REQUIRED WORK: Exact reproduction is required for all entries.

[Dataset items]
· · · · ·
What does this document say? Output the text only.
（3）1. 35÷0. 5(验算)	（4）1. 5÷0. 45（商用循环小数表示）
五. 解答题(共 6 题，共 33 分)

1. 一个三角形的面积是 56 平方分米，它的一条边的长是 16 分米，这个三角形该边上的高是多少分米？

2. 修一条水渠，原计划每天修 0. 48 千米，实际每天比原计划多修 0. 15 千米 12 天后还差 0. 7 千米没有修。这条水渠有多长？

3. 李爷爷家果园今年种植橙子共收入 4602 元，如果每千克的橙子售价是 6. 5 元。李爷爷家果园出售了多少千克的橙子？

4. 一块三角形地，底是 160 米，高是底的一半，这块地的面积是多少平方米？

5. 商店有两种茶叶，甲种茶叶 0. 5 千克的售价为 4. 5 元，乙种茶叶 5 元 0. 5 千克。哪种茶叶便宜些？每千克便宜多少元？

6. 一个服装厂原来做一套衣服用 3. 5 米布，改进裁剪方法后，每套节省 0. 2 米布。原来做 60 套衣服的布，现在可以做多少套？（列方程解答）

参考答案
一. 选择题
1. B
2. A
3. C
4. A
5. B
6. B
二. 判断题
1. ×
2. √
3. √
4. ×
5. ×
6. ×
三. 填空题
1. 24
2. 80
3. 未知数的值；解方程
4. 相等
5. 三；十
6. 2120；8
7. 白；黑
· · · · ·
REPLY TO THE EXERCISE:
What does this document say? Output the text only.
（3）1. 35÷0. 5(验算)	（4）1. 5÷0. 45（商用循环小数表示）
五. 解答题(共 6 题，共 33 分)

1. 一个三角形的面积是 56 平方分米，它的一条边的长是 16 分米，这个三角形该边上的高是多少分米？

2. 修一条水渠，原计划每天修 0. 48 千米，实际每天比原计划多修 0. 15 千米 12 天后还差 0. 7 千米没有修。这条水渠有多长？

3. 李爷爷家果园今年种植橙子共收入 4602 元，如果每千克的橙子售价是 6. 5 元。李爷爷家果园出售了多少千克的橙子？

4. 一块三角形地，底是 160 米，高是底的一半，这块地的面积是多少平方米？

5. 商店有两种茶叶，甲种茶叶 0. 5 千克的售价为 4. 5 元，乙种茶叶 5 元 0. 5 千克。哪种茶叶便宜些？每千克便宜多少元？

6. 一个服装厂原来做一套衣服用 3. 5 米布，改进裁剪方法后，每套节省 0. 2 米布。原来做 60 套衣服的布，现在可以做多少套？（列方程解答）

参考答案
一. 选择题
1. B
2. A
3. C
4. A
5. B
6. B
二. 判断题
1. ×
2. √
3. √
4. ×
5. ×
6. ×
三. 填空题
1. 24
2. 80
3. 未知数的值；解方程
4. 相等
5. 三；十
6. 2120；8
7. 白；黑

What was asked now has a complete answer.